WRITTEN EXERCISE:
Copy whichever lines contain the string "prices".

** begin EXCERPTED DATA **

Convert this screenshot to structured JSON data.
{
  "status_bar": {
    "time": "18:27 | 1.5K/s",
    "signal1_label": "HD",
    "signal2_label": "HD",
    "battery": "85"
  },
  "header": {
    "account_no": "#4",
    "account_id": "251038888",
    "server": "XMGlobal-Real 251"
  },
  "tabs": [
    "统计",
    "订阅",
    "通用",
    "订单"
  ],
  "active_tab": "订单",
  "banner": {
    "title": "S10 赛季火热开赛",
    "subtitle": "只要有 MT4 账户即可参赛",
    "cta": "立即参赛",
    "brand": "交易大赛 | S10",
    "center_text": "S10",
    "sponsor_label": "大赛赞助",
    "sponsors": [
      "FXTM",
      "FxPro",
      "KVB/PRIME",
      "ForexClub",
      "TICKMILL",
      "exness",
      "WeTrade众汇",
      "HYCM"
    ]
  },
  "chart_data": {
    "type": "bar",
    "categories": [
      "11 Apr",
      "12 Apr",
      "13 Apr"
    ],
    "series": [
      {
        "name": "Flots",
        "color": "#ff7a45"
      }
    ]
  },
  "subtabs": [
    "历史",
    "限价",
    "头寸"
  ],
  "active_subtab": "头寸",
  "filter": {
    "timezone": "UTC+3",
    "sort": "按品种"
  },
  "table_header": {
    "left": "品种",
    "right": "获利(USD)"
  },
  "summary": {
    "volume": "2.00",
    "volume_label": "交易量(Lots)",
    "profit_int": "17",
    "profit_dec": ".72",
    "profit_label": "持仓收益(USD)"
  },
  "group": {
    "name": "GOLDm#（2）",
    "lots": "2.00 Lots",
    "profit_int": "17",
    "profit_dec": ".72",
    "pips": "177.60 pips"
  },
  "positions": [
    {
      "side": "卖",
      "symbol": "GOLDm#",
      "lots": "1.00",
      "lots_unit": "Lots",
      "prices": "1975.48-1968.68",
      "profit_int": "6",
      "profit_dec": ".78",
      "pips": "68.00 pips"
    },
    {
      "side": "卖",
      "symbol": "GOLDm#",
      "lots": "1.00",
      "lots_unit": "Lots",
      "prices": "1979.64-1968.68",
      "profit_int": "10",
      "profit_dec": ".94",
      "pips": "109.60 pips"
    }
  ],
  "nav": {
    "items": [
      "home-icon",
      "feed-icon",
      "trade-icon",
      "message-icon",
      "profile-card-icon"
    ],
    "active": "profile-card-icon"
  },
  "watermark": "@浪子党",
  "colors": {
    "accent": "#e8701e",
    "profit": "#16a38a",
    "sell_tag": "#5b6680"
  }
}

** end EXCERPTED DATA **

THE SOLUTION:
      "prices": "1975.48-1968.68",
      "prices": "1979.64-1968.68",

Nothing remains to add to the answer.